» **EXERCISE AIM**
Read through the data and report every line in which the word "forward" occurs.

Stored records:
--------

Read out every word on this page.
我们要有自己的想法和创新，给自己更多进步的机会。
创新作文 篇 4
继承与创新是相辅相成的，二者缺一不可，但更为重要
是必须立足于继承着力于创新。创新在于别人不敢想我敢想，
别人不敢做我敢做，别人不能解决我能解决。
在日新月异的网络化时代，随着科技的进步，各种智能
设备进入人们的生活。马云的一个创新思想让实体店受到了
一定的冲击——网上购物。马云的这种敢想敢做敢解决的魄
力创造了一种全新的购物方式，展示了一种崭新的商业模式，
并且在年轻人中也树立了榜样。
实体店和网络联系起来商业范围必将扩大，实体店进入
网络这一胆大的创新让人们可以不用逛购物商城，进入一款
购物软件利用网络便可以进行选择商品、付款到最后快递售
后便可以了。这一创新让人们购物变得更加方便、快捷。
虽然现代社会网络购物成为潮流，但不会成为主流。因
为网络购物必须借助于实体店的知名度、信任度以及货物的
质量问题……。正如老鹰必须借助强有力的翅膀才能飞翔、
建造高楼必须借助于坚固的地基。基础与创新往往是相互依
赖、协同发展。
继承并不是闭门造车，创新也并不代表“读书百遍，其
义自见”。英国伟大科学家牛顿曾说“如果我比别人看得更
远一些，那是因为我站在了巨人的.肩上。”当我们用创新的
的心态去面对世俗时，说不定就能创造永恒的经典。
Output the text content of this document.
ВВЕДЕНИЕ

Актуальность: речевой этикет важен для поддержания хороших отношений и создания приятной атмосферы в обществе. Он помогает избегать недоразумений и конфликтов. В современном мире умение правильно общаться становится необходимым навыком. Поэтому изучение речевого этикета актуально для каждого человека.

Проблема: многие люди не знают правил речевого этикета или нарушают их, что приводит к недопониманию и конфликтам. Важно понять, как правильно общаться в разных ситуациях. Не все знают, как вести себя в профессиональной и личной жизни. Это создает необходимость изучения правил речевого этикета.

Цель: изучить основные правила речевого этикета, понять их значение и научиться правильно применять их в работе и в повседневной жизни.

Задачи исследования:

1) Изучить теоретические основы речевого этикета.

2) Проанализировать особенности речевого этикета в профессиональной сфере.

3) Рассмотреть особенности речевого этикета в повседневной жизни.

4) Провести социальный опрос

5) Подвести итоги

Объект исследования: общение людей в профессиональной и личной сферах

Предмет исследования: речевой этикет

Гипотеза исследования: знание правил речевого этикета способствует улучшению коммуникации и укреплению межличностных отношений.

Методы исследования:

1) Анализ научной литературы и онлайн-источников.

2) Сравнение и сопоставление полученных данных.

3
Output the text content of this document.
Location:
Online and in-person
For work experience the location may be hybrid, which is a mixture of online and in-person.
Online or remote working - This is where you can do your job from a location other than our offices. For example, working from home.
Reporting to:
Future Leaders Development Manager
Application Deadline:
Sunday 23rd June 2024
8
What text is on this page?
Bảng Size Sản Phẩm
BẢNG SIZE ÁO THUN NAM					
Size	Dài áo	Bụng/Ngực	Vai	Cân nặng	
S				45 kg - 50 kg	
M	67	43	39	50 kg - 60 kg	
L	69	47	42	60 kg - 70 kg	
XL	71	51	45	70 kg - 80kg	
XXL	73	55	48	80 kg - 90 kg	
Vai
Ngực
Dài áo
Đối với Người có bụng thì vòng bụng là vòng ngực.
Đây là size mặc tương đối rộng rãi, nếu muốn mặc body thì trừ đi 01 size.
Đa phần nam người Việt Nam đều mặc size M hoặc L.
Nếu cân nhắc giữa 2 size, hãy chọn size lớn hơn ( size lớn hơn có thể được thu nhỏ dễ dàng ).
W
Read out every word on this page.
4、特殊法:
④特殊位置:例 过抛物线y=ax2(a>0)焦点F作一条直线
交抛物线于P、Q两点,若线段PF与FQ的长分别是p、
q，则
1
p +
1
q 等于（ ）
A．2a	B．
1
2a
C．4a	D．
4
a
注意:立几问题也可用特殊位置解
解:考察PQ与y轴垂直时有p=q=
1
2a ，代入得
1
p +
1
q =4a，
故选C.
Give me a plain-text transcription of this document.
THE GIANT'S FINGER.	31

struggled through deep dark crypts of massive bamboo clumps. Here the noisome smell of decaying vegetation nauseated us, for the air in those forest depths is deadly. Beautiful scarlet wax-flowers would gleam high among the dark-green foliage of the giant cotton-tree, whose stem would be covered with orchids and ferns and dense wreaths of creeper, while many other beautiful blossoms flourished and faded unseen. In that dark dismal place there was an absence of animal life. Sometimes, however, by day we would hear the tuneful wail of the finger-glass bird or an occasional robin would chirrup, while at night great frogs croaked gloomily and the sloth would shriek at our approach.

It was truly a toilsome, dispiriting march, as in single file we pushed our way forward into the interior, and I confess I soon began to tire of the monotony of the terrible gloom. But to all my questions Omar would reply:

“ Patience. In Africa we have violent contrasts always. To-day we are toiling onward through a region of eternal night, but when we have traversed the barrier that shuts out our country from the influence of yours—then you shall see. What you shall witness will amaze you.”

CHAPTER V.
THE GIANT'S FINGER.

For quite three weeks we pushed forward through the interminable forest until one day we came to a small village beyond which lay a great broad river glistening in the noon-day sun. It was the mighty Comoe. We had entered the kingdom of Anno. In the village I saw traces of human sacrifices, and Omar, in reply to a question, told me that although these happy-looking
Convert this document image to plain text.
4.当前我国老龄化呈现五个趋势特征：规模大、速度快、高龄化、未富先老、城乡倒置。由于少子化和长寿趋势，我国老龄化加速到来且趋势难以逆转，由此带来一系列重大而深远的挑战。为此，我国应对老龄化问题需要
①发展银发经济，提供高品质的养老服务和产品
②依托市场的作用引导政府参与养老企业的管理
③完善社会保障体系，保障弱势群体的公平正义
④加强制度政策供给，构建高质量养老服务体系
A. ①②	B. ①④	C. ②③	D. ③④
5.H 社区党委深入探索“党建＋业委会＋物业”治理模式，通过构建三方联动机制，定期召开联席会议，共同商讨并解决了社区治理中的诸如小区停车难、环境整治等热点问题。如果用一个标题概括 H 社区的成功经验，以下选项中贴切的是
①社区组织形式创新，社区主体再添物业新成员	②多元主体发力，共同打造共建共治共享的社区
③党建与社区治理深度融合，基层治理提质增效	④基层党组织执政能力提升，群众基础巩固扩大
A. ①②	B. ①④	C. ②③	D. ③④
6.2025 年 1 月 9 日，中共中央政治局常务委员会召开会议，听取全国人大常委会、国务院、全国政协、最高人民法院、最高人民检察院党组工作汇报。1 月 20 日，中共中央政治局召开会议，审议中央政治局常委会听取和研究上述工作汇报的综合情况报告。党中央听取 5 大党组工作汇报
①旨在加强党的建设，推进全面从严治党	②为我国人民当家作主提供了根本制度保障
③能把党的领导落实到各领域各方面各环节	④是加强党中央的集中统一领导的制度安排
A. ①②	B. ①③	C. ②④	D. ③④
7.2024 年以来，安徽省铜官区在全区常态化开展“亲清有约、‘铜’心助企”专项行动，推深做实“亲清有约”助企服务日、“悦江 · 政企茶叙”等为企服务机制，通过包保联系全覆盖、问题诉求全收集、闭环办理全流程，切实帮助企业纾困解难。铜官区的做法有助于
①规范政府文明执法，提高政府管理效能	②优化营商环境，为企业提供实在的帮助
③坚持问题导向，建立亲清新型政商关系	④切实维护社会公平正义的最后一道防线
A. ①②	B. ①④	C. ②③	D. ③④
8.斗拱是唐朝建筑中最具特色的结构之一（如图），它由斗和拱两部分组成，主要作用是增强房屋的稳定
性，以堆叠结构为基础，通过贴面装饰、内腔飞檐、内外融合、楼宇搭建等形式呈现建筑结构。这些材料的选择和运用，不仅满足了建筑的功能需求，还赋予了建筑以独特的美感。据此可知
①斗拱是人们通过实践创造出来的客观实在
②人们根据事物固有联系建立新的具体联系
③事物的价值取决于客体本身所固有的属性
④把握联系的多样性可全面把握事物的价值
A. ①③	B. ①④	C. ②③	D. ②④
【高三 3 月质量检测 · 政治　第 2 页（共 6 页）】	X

--------

» **SOLUTION TO THIS PROBLEM**
It was truly a toilsome, dispiriting march, as in single file we pushed our way forward into the interior, and I confess I soon began to tire of the monotony of the terrible gloom. But to all my questions Omar would reply:
For quite three weeks we pushed forward through the interminable forest until one day we came to a small village beyond which lay a great broad river glistening in the noon-day sun. It was the mighty Comoe. We had entered the kingdom of Anno. In the village I saw traces of human sacrifices, and Omar, in reply to a question, told me that although these happy-looking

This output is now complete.